Start RECORDS PROVIDED
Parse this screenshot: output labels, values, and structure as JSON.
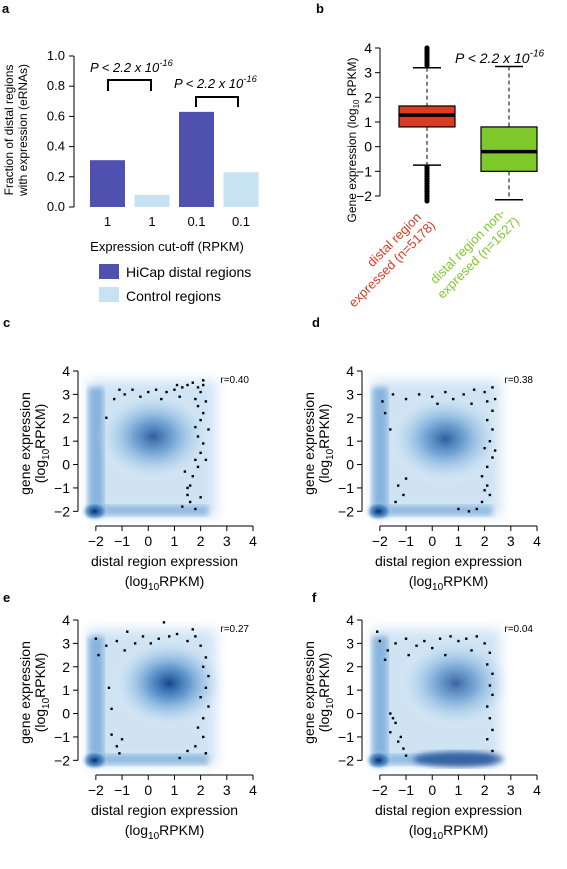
{
  "panel_labels": [
    "a",
    "b",
    "c",
    "d",
    "e",
    "f"
  ],
  "chart_data": [
    {
      "panel": "a",
      "type": "bar",
      "ylabel_line1": "Fraction of distal regions",
      "ylabel_line2": "with expression (eRNAs)",
      "xlabel": "Expression cut-off (RPKM)",
      "categories": [
        "1",
        "1",
        "0.1",
        "0.1"
      ],
      "series": [
        {
          "name": "HiCap distal regions",
          "color": "#5050b0"
        },
        {
          "name": "Control regions",
          "color": "#c6e2f3"
        }
      ],
      "values": [
        0.31,
        0.08,
        0.63,
        0.23
      ],
      "bar_series": [
        0,
        1,
        0,
        1
      ],
      "ylim": [
        0,
        1.0
      ],
      "yticks": [
        "0.0",
        "0.2",
        "0.4",
        "0.6",
        "0.8",
        "1.0"
      ],
      "yticks_values": [
        0,
        0.2,
        0.4,
        0.6,
        0.8,
        1.0
      ],
      "annotations": [
        {
          "text": "P < 2.2 x 10",
          "exponent": "-16"
        },
        {
          "text": "P < 2.2 x 10",
          "exponent": "-16"
        }
      ]
    },
    {
      "panel": "b",
      "type": "box",
      "ylabel_main": "Gene expression (log",
      "ylabel_sub": "10",
      "ylabel_end": " RPKM)",
      "ylim": [
        -2.3,
        4.2
      ],
      "yticks": [
        -2,
        -1,
        0,
        1,
        2,
        3,
        4
      ],
      "boxes": [
        {
          "label_line1": "distal region",
          "label_line2": "expressed (n=5178)",
          "color": "#dd3a22",
          "label_color": "#dd3a22",
          "whisker_low": -0.75,
          "q1": 0.8,
          "median": 1.28,
          "q3": 1.65,
          "whisker_high": 3.2,
          "outliers_low": [
            -0.82,
            -0.9,
            -1.0,
            -1.1,
            -1.2,
            -1.3,
            -1.4,
            -1.5,
            -1.6,
            -1.7,
            -1.8,
            -1.9,
            -2.0,
            -2.1,
            -2.2
          ],
          "outliers_high": [
            3.3,
            3.4,
            3.5,
            3.6,
            3.7,
            3.8,
            3.9,
            4.0
          ]
        },
        {
          "label_line1": "distal region non-",
          "label_line2": "expresed (n=1627)",
          "color": "#7ec82a",
          "label_color": "#7ec82a",
          "whisker_low": -2.15,
          "q1": -1.0,
          "median": -0.2,
          "q3": 0.8,
          "whisker_high": 3.25,
          "outliers_low": [],
          "outliers_high": []
        }
      ],
      "annotations": [
        {
          "text": "P < 2.2 x 10",
          "exponent": "-16"
        }
      ]
    },
    {
      "panel": "c",
      "type": "scatter",
      "r_label": "r=0.40",
      "xlabel_line1": "distal region expression",
      "xlabel_line2_a": "(log",
      "xlabel_line2_sub": "10",
      "xlabel_line2_b": "RPKM)",
      "ylabel_line1": "gene expression",
      "ylabel_line2_a": "(log",
      "ylabel_line2_sub": "10",
      "ylabel_line2_b": "RPKM)",
      "xlim": [
        -2.3,
        4
      ],
      "ylim": [
        -2.2,
        4
      ],
      "xticks": [
        -2,
        -1,
        0,
        1,
        2,
        3,
        4
      ],
      "yticks": [
        -2,
        -1,
        0,
        1,
        2,
        3,
        4
      ],
      "density_peak": [
        0.2,
        1.2
      ],
      "points": [
        [
          -1.3,
          2.8
        ],
        [
          -0.9,
          3.0
        ],
        [
          -0.6,
          3.2
        ],
        [
          -0.3,
          2.9
        ],
        [
          0.0,
          3.1
        ],
        [
          0.3,
          3.2
        ],
        [
          0.7,
          3.1
        ],
        [
          1.0,
          3.2
        ],
        [
          1.3,
          3.3
        ],
        [
          1.5,
          3.4
        ],
        [
          1.7,
          3.5
        ],
        [
          1.9,
          3.3
        ],
        [
          2.1,
          3.4
        ],
        [
          2.0,
          3.1
        ],
        [
          1.8,
          2.8
        ],
        [
          1.9,
          2.5
        ],
        [
          2.1,
          2.2
        ],
        [
          2.0,
          1.9
        ],
        [
          1.8,
          1.6
        ],
        [
          1.9,
          1.2
        ],
        [
          2.1,
          0.9
        ],
        [
          2.0,
          0.5
        ],
        [
          1.8,
          0.2
        ],
        [
          1.9,
          -0.1
        ],
        [
          1.7,
          -0.5
        ],
        [
          1.6,
          -0.9
        ],
        [
          1.5,
          -1.3
        ],
        [
          1.6,
          -1.6
        ],
        [
          1.8,
          -1.9
        ],
        [
          1.4,
          -0.3
        ],
        [
          1.5,
          -1.0
        ],
        [
          -1.6,
          2.0
        ],
        [
          -1.1,
          3.2
        ],
        [
          0.5,
          2.8
        ],
        [
          1.2,
          2.9
        ],
        [
          2.2,
          2.7
        ],
        [
          2.3,
          1.5
        ],
        [
          2.2,
          0.2
        ],
        [
          2.0,
          -1.4
        ],
        [
          1.3,
          -1.8
        ],
        [
          1.1,
          3.4
        ],
        [
          2.1,
          3.6
        ]
      ]
    },
    {
      "panel": "d",
      "type": "scatter",
      "r_label": "r=0.38",
      "xlabel_line1": "distal region expression",
      "xlabel_line2_a": "(log",
      "xlabel_line2_sub": "10",
      "xlabel_line2_b": "RPKM)",
      "ylabel_line1": "gene expression",
      "ylabel_line2_a": "(log",
      "ylabel_line2_sub": "10",
      "ylabel_line2_b": "RPKM)",
      "xlim": [
        -2.3,
        4
      ],
      "ylim": [
        -2.2,
        4
      ],
      "xticks": [
        -2,
        -1,
        0,
        1,
        2,
        3,
        4
      ],
      "yticks": [
        -2,
        -1,
        0,
        1,
        2,
        3,
        4
      ],
      "density_peak": [
        0.5,
        1.1
      ],
      "points": [
        [
          -1.9,
          2.7
        ],
        [
          -1.5,
          3.0
        ],
        [
          -1.0,
          2.8
        ],
        [
          -0.5,
          3.0
        ],
        [
          0.0,
          2.9
        ],
        [
          0.5,
          3.1
        ],
        [
          0.8,
          2.8
        ],
        [
          1.2,
          3.0
        ],
        [
          1.6,
          3.2
        ],
        [
          2.0,
          3.1
        ],
        [
          2.3,
          3.3
        ],
        [
          2.1,
          2.7
        ],
        [
          2.3,
          2.3
        ],
        [
          2.1,
          1.9
        ],
        [
          2.3,
          1.5
        ],
        [
          2.2,
          1.0
        ],
        [
          2.0,
          0.7
        ],
        [
          2.3,
          0.3
        ],
        [
          2.1,
          -0.1
        ],
        [
          1.9,
          -0.5
        ],
        [
          2.1,
          -0.9
        ],
        [
          2.2,
          -1.3
        ],
        [
          1.9,
          -1.6
        ],
        [
          1.7,
          -1.9
        ],
        [
          1.4,
          -2.0
        ],
        [
          -1.6,
          1.5
        ],
        [
          -1.3,
          -0.9
        ],
        [
          -1.1,
          -1.3
        ],
        [
          -1.4,
          -1.6
        ],
        [
          -1.0,
          -0.6
        ],
        [
          1.0,
          -1.9
        ],
        [
          -1.8,
          2.2
        ],
        [
          1.5,
          2.6
        ],
        [
          0.2,
          2.6
        ],
        [
          2.4,
          2.8
        ],
        [
          2.4,
          0.6
        ],
        [
          2.0,
          -1.1
        ]
      ]
    },
    {
      "panel": "e",
      "type": "scatter",
      "r_label": "r=0.27",
      "xlabel_line1": "distal region expression",
      "xlabel_line2_a": "(log",
      "xlabel_line2_sub": "10",
      "xlabel_line2_b": "RPKM)",
      "ylabel_line1": "gene expression",
      "ylabel_line2_a": "(log",
      "ylabel_line2_sub": "10",
      "ylabel_line2_b": "RPKM)",
      "xlim": [
        -2.3,
        4
      ],
      "ylim": [
        -2.2,
        4
      ],
      "xticks": [
        -2,
        -1,
        0,
        1,
        2,
        3,
        4
      ],
      "yticks": [
        -2,
        -1,
        0,
        1,
        2,
        3,
        4
      ],
      "density_peak": [
        0.8,
        1.3
      ],
      "points": [
        [
          -2.0,
          3.2
        ],
        [
          -1.6,
          2.9
        ],
        [
          -1.2,
          3.1
        ],
        [
          -0.9,
          2.7
        ],
        [
          -0.5,
          3.0
        ],
        [
          -0.2,
          3.3
        ],
        [
          0.1,
          3.0
        ],
        [
          0.4,
          3.2
        ],
        [
          0.8,
          3.3
        ],
        [
          1.1,
          3.4
        ],
        [
          1.5,
          3.1
        ],
        [
          1.8,
          3.3
        ],
        [
          2.0,
          2.9
        ],
        [
          2.2,
          2.4
        ],
        [
          2.1,
          2.0
        ],
        [
          2.3,
          1.6
        ],
        [
          2.2,
          1.1
        ],
        [
          2.0,
          0.7
        ],
        [
          2.3,
          0.3
        ],
        [
          2.1,
          -0.2
        ],
        [
          1.9,
          -0.6
        ],
        [
          2.1,
          -1.0
        ],
        [
          1.8,
          -1.4
        ],
        [
          1.5,
          -1.6
        ],
        [
          1.2,
          -1.9
        ],
        [
          -1.4,
          -0.9
        ],
        [
          -1.2,
          -1.4
        ],
        [
          -1.1,
          -1.7
        ],
        [
          -1.4,
          0.2
        ],
        [
          -1.5,
          1.1
        ],
        [
          -1.9,
          2.5
        ],
        [
          0.6,
          3.9
        ],
        [
          1.7,
          3.6
        ],
        [
          2.2,
          -1.7
        ],
        [
          -1.0,
          -1.1
        ],
        [
          -0.8,
          3.5
        ]
      ]
    },
    {
      "panel": "f",
      "type": "scatter",
      "r_label": "r=0.04",
      "xlabel_line1": "distal region expression",
      "xlabel_line2_a": "(log",
      "xlabel_line2_sub": "10",
      "xlabel_line2_b": "RPKM)",
      "ylabel_line1": "gene expression",
      "ylabel_line2_a": "(log",
      "ylabel_line2_sub": "10",
      "ylabel_line2_b": "RPKM)",
      "xlim": [
        -2.3,
        4
      ],
      "ylim": [
        -2.2,
        4
      ],
      "xticks": [
        -2,
        -1,
        0,
        1,
        2,
        3,
        4
      ],
      "yticks": [
        -2,
        -1,
        0,
        1,
        2,
        3,
        4
      ],
      "density_peak": [
        0.9,
        1.3
      ],
      "points": [
        [
          -2.0,
          3.1
        ],
        [
          -1.7,
          2.7
        ],
        [
          -1.4,
          3.0
        ],
        [
          -1.0,
          3.2
        ],
        [
          -0.6,
          2.9
        ],
        [
          -0.3,
          3.1
        ],
        [
          0.0,
          2.8
        ],
        [
          0.3,
          3.2
        ],
        [
          0.7,
          3.3
        ],
        [
          1.0,
          3.1
        ],
        [
          1.3,
          3.2
        ],
        [
          1.7,
          3.3
        ],
        [
          2.0,
          3.0
        ],
        [
          2.2,
          2.6
        ],
        [
          2.1,
          2.1
        ],
        [
          2.3,
          1.7
        ],
        [
          2.2,
          1.2
        ],
        [
          2.3,
          0.8
        ],
        [
          2.1,
          0.3
        ],
        [
          2.2,
          -0.2
        ],
        [
          2.3,
          -0.7
        ],
        [
          2.1,
          -1.1
        ],
        [
          -1.6,
          0.0
        ],
        [
          -1.4,
          -0.4
        ],
        [
          -1.6,
          -0.8
        ],
        [
          -1.3,
          -1.2
        ],
        [
          -1.1,
          -1.5
        ],
        [
          -1.5,
          -0.2
        ],
        [
          -1.2,
          -1.0
        ],
        [
          -1.0,
          -1.8
        ],
        [
          -1.8,
          2.3
        ],
        [
          0.5,
          2.5
        ],
        [
          -0.9,
          2.5
        ],
        [
          1.5,
          2.7
        ],
        [
          2.3,
          -1.6
        ],
        [
          -2.1,
          3.5
        ]
      ]
    }
  ]
}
End RECORDS PROVIDED
▸ TASK DESCRIPTION: Check each line of the records for "regions" and copy the ones that contain it.

▸ RESPONSE:
      "ylabel_line1": "Fraction of distal regions",
          "name": "HiCap distal regions",
          "name": "Control regions",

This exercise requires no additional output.